── Dataset records

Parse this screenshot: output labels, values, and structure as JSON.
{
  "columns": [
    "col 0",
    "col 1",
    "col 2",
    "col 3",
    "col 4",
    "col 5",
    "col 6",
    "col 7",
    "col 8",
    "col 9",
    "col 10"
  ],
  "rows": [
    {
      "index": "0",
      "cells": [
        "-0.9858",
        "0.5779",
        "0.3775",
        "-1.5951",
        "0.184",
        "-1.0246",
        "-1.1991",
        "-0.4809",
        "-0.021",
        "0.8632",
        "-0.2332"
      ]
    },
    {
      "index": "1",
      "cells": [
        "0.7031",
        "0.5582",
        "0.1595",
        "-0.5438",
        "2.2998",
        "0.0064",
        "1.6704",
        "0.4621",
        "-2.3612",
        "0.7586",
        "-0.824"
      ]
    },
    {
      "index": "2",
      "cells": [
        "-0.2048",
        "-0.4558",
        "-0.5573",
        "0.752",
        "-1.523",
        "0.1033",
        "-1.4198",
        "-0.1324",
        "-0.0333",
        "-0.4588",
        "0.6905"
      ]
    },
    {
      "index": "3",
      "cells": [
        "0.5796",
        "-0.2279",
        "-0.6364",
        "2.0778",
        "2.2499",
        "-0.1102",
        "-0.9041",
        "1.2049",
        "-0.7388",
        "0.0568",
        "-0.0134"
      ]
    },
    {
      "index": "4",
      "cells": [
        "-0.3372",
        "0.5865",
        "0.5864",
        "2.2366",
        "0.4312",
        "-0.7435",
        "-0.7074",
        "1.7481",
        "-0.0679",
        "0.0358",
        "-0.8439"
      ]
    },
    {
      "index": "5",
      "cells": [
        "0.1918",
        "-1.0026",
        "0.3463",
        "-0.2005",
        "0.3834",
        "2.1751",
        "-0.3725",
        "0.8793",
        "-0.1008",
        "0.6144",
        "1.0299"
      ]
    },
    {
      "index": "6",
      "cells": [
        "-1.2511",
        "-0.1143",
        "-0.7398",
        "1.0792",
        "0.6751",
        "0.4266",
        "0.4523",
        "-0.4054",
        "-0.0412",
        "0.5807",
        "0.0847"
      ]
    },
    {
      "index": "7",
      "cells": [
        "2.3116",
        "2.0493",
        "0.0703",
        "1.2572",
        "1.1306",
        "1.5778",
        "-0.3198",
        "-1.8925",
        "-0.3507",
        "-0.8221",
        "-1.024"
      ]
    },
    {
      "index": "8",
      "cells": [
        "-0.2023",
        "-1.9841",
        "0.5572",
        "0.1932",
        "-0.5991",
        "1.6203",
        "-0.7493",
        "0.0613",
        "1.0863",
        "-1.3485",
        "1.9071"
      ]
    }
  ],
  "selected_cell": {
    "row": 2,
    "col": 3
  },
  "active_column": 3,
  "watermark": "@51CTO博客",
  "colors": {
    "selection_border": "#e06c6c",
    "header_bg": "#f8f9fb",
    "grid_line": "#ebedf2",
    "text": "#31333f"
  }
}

────

• The request:
Nothing in the data may differ; print all of it exactly as written.

• Exercise answer:
Parse this screenshot: output labels, values, and structure as JSON.
{
  "columns": [
    "col 0",
    "col 1",
    "col 2",
    "col 3",
    "col 4",
    "col 5",
    "col 6",
    "col 7",
    "col 8",
    "col 9",
    "col 10"
  ],
  "rows": [
    {
      "index": "0",
      "cells": [
        "-0.9858",
        "0.5779",
        "0.3775",
        "-1.5951",
        "0.184",
        "-1.0246",
        "-1.1991",
        "-0.4809",
        "-0.021",
        "0.8632",
        "-0.2332"
      ]
    },
    {
      "index": "1",
      "cells": [
        "0.7031",
        "0.5582",
        "0.1595",
        "-0.5438",
        "2.2998",
        "0.0064",
        "1.6704",
        "0.4621",
        "-2.3612",
        "0.7586",
        "-0.824"
      ]
    },
    {
      "index": "2",
      "cells": [
        "-0.2048",
        "-0.4558",
        "-0.5573",
        "0.752",
        "-1.523",
        "0.1033",
        "-1.4198",
        "-0.1324",
        "-0.0333",
        "-0.4588",
        "0.6905"
      ]
    },
    {
      "index": "3",
      "cells": [
        "0.5796",
        "-0.2279",
        "-0.6364",
        "2.0778",
        "2.2499",
        "-0.1102",
        "-0.9041",
        "1.2049",
        "-0.7388",
        "0.0568",
        "-0.0134"
      ]
    },
    {
      "index": "4",
      "cells": [
        "-0.3372",
        "0.5865",
        "0.5864",
        "2.2366",
        "0.4312",
        "-0.7435",
        "-0.7074",
        "1.7481",
        "-0.0679",
        "0.0358",
        "-0.8439"
      ]
    },
    {
      "index": "5",
      "cells": [
        "0.1918",
        "-1.0026",
        "0.3463",
        "-0.2005",
        "0.3834",
        "2.1751",
        "-0.3725",
        "0.8793",
        "-0.1008",
        "0.6144",
        "1.0299"
      ]
    },
    {
      "index": "6",
      "cells": [
        "-1.2511",
        "-0.1143",
        "-0.7398",
        "1.0792",
        "0.6751",
        "0.4266",
        "0.4523",
        "-0.4054",
        "-0.0412",
        "0.5807",
        "0.0847"
      ]
    },
    {
      "index": "7",
      "cells": [
        "2.3116",
        "2.0493",
        "0.0703",
        "1.2572",
        "1.1306",
        "1.5778",
        "-0.3198",
        "-1.8925",
        "-0.3507",
        "-0.8221",
        "-1.024"
      ]
    },
    {
      "index": "8",
      "cells": [
        "-0.2023",
        "-1.9841",
        "0.5572",
        "0.1932",
        "-0.5991",
        "1.6203",
        "-0.7493",
        "0.0613",
        "1.0863",
        "-1.3485",
        "1.9071"
      ]
    }
  ],
  "selected_cell": {
    "row": 2,
    "col": 3
  },
  "active_column": 3,
  "watermark": "@51CTO博客",
  "colors": {
    "selection_border": "#e06c6c",
    "header_bg": "#f8f9fb",
    "grid_line": "#ebedf2",
    "text": "#31333f"
  }
}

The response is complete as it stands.